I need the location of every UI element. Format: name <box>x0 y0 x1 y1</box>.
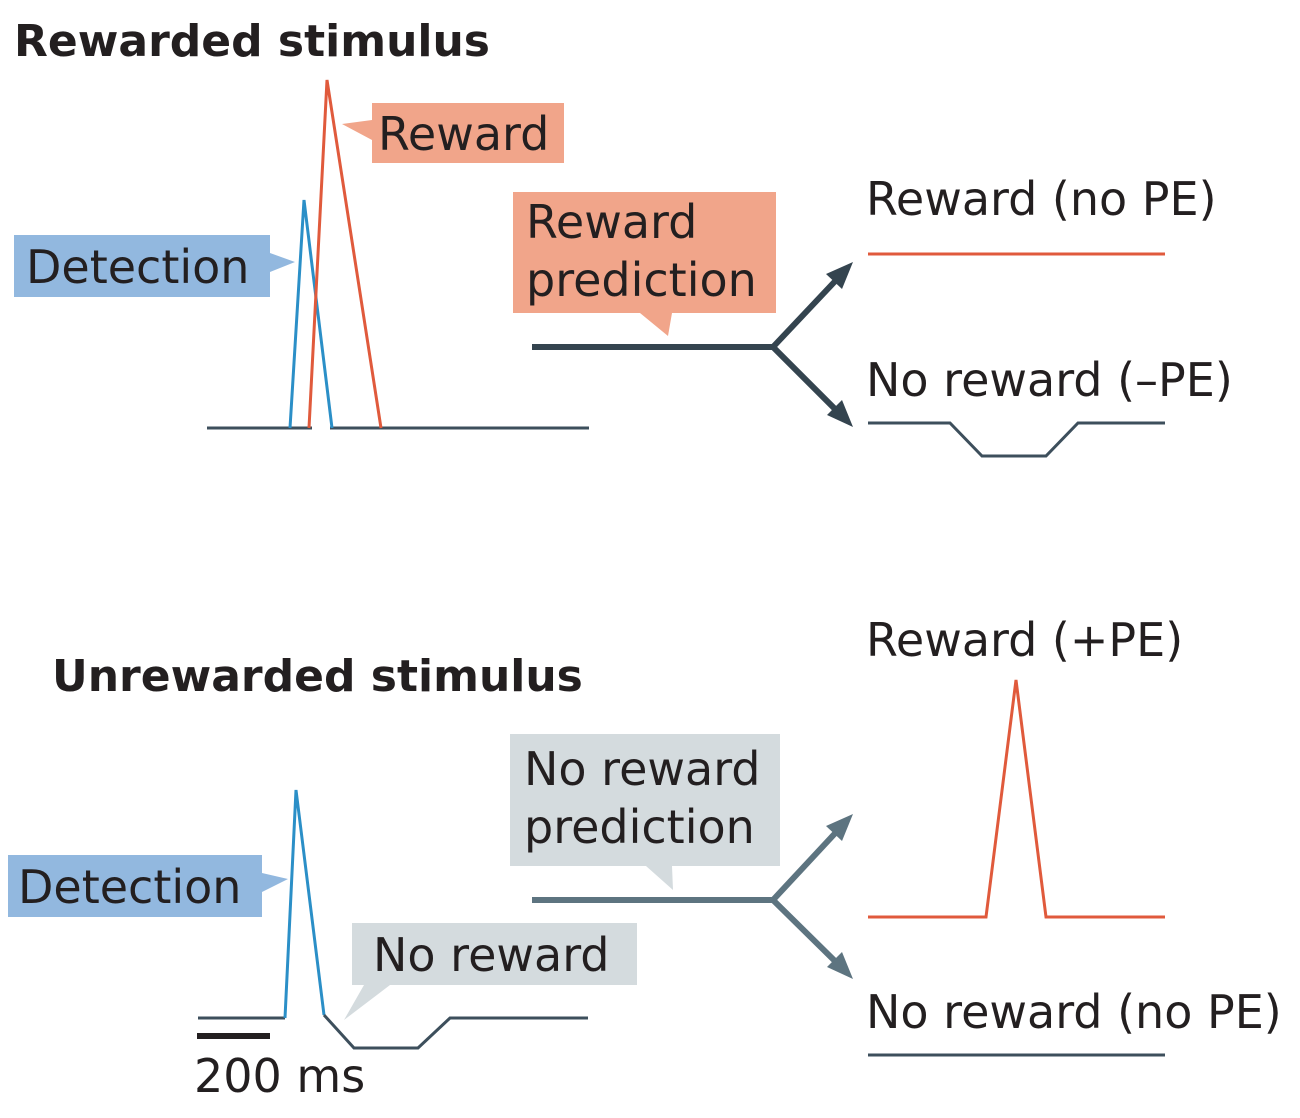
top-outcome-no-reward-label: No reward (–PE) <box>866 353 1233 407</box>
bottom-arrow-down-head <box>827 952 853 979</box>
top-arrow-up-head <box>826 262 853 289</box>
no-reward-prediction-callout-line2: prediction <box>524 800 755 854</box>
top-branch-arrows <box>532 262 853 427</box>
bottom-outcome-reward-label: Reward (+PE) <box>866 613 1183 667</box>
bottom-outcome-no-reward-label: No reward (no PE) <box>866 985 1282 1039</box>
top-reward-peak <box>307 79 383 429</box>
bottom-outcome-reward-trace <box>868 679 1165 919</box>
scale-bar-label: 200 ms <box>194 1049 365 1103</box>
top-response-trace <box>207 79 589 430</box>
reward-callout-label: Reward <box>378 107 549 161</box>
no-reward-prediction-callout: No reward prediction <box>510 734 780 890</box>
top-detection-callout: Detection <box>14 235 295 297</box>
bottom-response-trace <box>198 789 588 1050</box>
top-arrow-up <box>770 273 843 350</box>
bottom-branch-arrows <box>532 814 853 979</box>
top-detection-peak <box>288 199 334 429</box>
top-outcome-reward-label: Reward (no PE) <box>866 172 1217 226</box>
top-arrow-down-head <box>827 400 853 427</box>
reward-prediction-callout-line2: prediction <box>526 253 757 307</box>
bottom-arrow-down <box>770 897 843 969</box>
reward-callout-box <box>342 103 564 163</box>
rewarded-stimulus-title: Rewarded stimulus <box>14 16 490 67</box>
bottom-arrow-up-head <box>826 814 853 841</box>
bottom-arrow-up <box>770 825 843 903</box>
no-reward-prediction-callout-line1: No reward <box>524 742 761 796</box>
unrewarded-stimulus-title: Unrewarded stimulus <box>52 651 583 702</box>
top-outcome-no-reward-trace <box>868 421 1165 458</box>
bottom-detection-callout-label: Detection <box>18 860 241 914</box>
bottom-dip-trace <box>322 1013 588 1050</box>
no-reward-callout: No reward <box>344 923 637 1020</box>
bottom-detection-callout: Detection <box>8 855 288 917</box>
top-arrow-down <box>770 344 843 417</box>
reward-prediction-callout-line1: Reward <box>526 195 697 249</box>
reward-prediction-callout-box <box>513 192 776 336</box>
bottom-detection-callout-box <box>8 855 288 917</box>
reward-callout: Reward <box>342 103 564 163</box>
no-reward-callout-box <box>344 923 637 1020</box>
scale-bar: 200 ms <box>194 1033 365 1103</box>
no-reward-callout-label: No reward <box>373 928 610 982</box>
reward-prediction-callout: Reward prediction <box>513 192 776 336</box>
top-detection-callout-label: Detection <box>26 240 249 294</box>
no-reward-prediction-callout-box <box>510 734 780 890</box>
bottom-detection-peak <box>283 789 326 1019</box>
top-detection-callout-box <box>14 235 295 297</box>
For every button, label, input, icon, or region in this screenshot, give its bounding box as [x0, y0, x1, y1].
------------------------------------
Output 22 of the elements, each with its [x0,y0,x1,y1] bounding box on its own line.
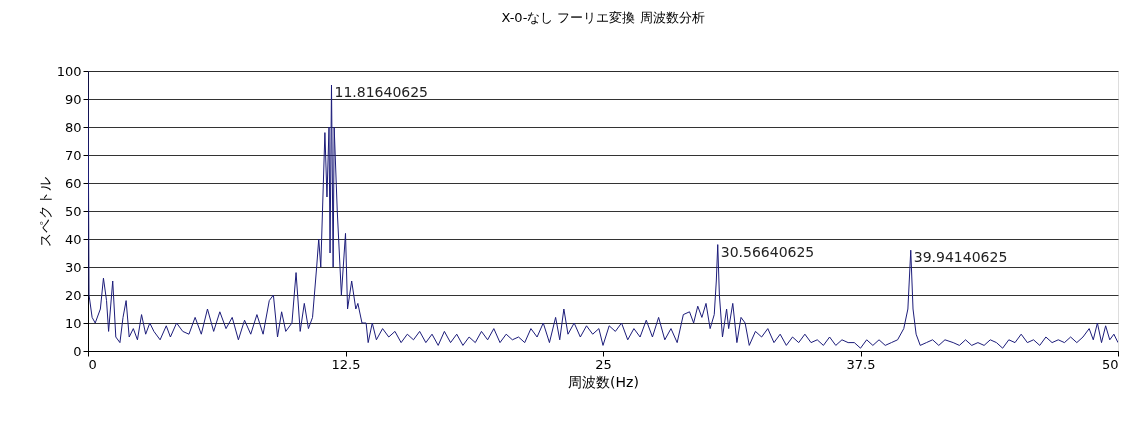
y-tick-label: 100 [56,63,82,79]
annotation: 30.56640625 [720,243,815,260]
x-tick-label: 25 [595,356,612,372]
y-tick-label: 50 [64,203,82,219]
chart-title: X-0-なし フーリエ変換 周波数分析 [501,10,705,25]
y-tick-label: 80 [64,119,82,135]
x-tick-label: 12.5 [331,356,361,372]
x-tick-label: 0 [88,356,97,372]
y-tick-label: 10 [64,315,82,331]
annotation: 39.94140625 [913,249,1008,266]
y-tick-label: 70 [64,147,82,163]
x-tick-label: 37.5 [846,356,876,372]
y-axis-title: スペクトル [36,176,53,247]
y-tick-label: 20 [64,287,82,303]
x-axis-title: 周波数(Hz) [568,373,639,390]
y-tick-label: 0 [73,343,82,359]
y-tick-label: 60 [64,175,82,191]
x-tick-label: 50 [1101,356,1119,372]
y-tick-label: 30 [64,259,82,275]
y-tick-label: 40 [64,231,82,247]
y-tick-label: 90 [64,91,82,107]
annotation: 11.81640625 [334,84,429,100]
------------------------------------
_Task instructions_.
Count the lines of the data above that contain the string "scale", with case counting. Give only the number.

_The response_.
2